• The exercise: From the listing below, tally the lines that include "velocidade". Return only the total.

(Stored entries)
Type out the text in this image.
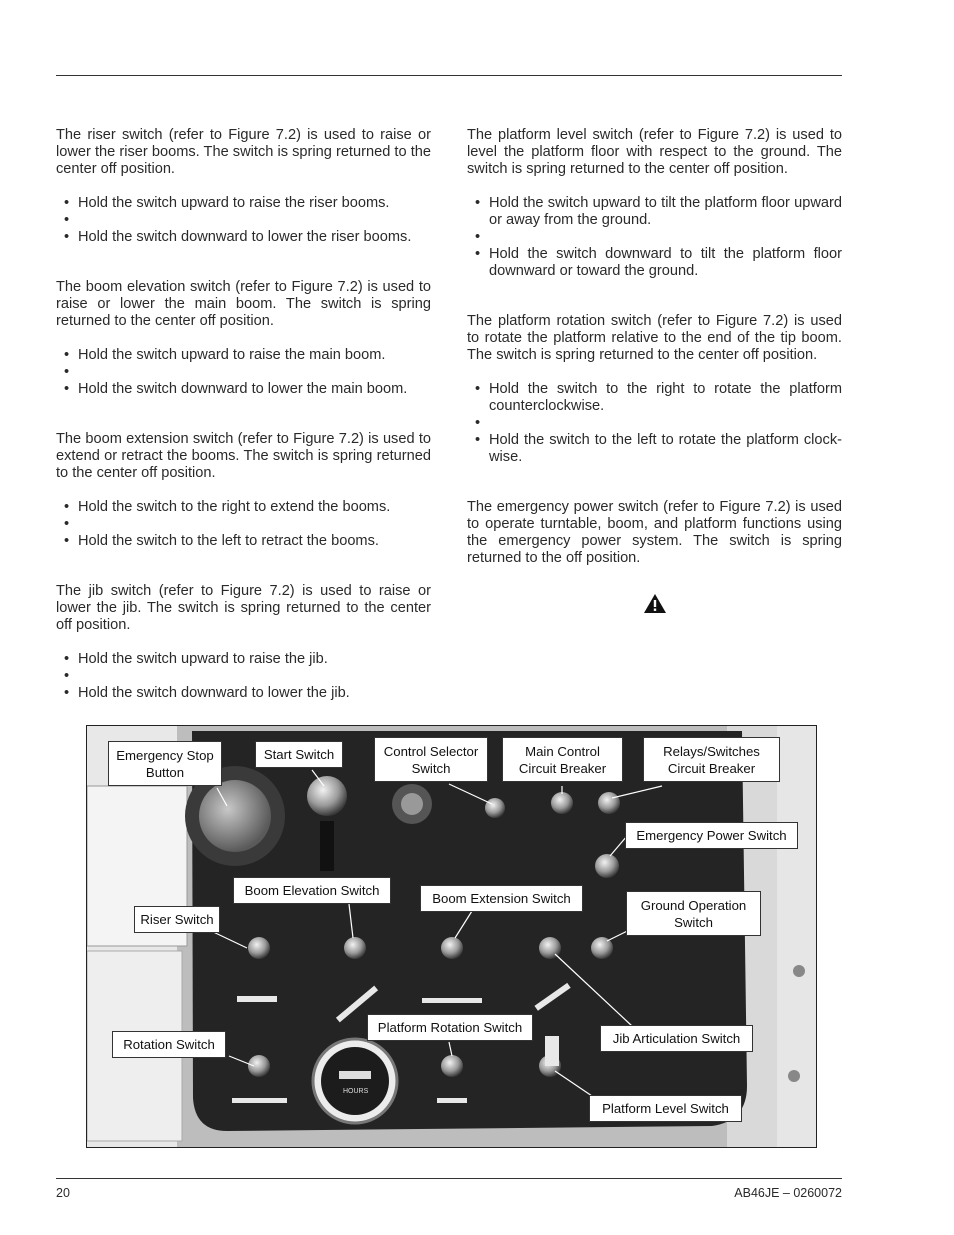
The riser switch (refer to Figure 7.2) is used to raise or lower the riser booms. The switch is spring returned to the center off position.

• Hold the switch upward to raise the riser booms.
•
• Hold the switch downward to lower the riser booms.

The boom elevation switch (refer to Figure 7.2) is used to raise or lower the main boom. The switch is spring returned to the center off position.

• Hold the switch upward to raise the main boom.
•
• Hold the switch downward to lower the main boom.

The boom extension switch (refer to Figure 7.2) is used to extend or retract the booms. The switch is spring returned to the center off position.

• Hold the switch to the right to extend the booms.
•
• Hold the switch to the left to retract the booms.

The jib switch (refer to Figure 7.2) is used to raise or lower the jib. The switch is spring returned to the center off position.

• Hold the switch upward to raise the jib.
•
• Hold the switch downward to lower the jib.

The platform level switch (refer to Figure 7.2) is used to level the platform floor with respect to the ground. The switch is spring returned to the center off position.

• Hold the switch upward to tilt the platform floor upward or away from the ground.
•
• Hold the switch downward to tilt the platform floor downward or toward the ground.

The platform rotation switch (refer to Figure 7.2) is used to rotate the platform relative to the end of the tip boom. The switch is spring returned to the center off position.

• Hold the switch to the right to rotate the platform counterclockwise.
•
• Hold the switch to the left to rotate the platform clock-wise.

The emergency power switch (refer to Figure 7.2) is used to operate turntable, boom, and platform functions using the emergency power system. The switch is spring returned to the off position.

HOURS
Emergency Stop Button
Start Switch	Control Selector Switch
Main Control Circuit Breaker
Relays/Switches Circuit Breaker
Emergency Power Switch
Boom Elevation Switch
Boom Extension Switch	Ground Operation Switch
Riser Switch
Platform Rotation Switch
Jib Articulation Switch
Rotation Switch
Platform Level Switch
20	AB46JE – 0260072
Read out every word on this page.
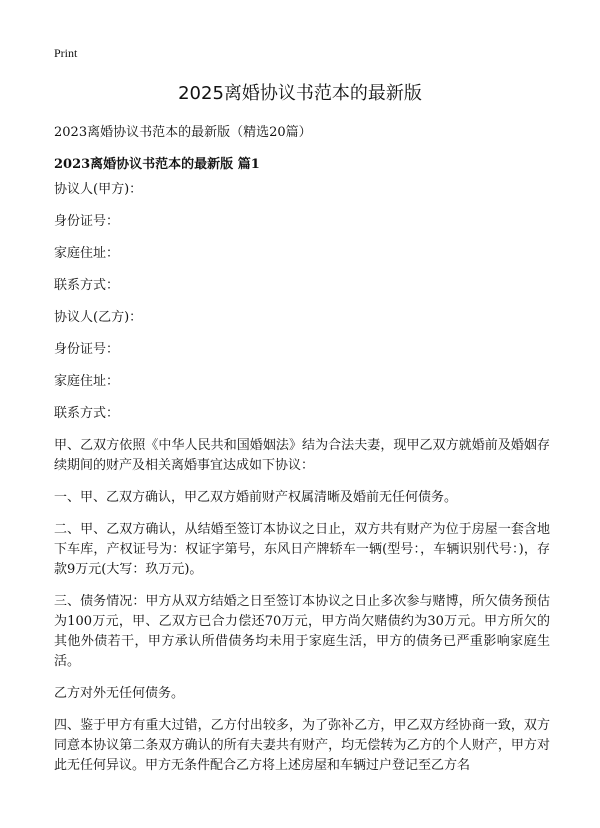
Print
2025离婚协议书范本的最新版

2023离婚协议书范本的最新版（精选20篇）

2023离婚协议书范本的最新版 篇1

协议人(甲方)：

身份证号：

家庭住址：

联系方式：

协议人(乙方)：

身份证号：

家庭住址：

联系方式：

甲、乙双方依照《中华人民共和国婚姻法》结为合法夫妻，现甲乙双方就婚前及婚姻存续期间的财产及相关离婚事宜达成如下协议：

一、甲、乙双方确认，甲乙双方婚前财产权属清晰及婚前无任何债务。

二、甲、乙双方确认，从结婚至签订本协议之日止，双方共有财产为位于房屋一套含地下车库，产权证号为：权证字第号，东风日产牌轿车一辆(型号：，车辆识别代号：)，存款9万元(大写：玖万元)。

三、债务情况：甲方从双方结婚之日至签订本协议之日止多次参与赌博，所欠债务预估为100万元，甲、乙双方已合力偿还70万元，甲方尚欠赌债约为30万元。甲方所欠的其他外债若干，甲方承认所借债务均未用于家庭生活，甲方的债务已严重影响家庭生活。

乙方对外无任何债务。

四、鉴于甲方有重大过错，乙方付出较多，为了弥补乙方，甲乙双方经协商一致，双方同意本协议第二条双方确认的所有夫妻共有财产，均无偿转为乙方的个人财产，甲方对此无任何异议。甲方无条件配合乙方将上述房屋和车辆过户登记至乙方名
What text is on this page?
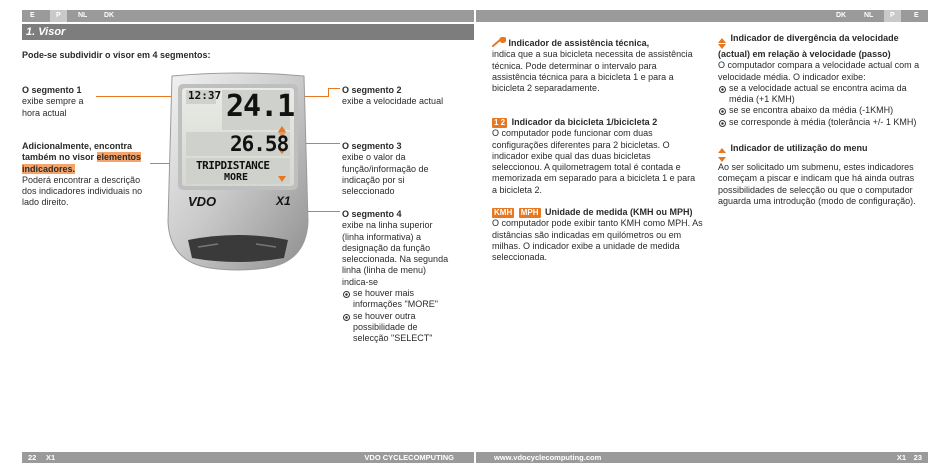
E	P	NL DK	DK	NL	P	E
1. Visor
Pode-se subdividir o visor em 4 segmentos:
O segmento 1
exibe sempre a hora actual
Adicionalmente, encontra também no visor elementos indicadores.
Poderá encontrar a descrição dos indicadores individuais no lado direito.
12:37 24.1
26.58
TRIPDISTANCE
MORE
VDO	X1
O segmento 2
exibe a velocidade actual
O segmento 3
exibe o valor da função/informação de indicação por si seleccionado
O segmento 4
exibe na linha superior (linha informativa) a designação da função seleccionada. Na segunda linha (linha de menu) indica-se
se houver mais informações "MORE"
se houver outra possibilidade de selecção "SELECT"
Indicador de assistência técnica,
indica que a sua bicicleta necessita de assistência técnica. Pode determinar o intervalo para assistência técnica para a bicicleta 1 e para a bicicleta 2 separadamente.
1 2 Indicador da bicicleta 1/bicicleta 2
O computador pode funcionar com duas configurações diferentes para 2 bicicletas. O indicador exibe qual das duas bicicletas seleccionou. A quilometragem total é contada e memorizada em separado para a bicicleta 1 e para a bicicleta 2.
KMH MPH Unidade de medida (KMH ou MPH)
O computador pode exibir tanto KMH como MPH. As distâncias são indicadas em quilómetros ou em milhas. O indicador exibe a unidade de medida seleccionada.
Indicador de divergência da velocidade (actual) em relação à velocidade (passo)
O computador compara a velocidade actual com a velocidade média. O indicador exibe:
se a velocidade actual se encontra acima da média (+1 KMH)
se se encontra abaixo da média (-1KMH)
se corresponde à média (tolerância +/- 1 KMH)
Indicador de utilização do menu
Ao ser solicitado um submenu, estes indicadores começam a piscar e indicam que há ainda outras possibilidades de selecção ou que o computador aguarda uma introdução (modo de configuração).
22 X1	VDO CYCLECOMPUTING	www.vdocyclecomputing.com	X1 23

• Response to the exercise: 4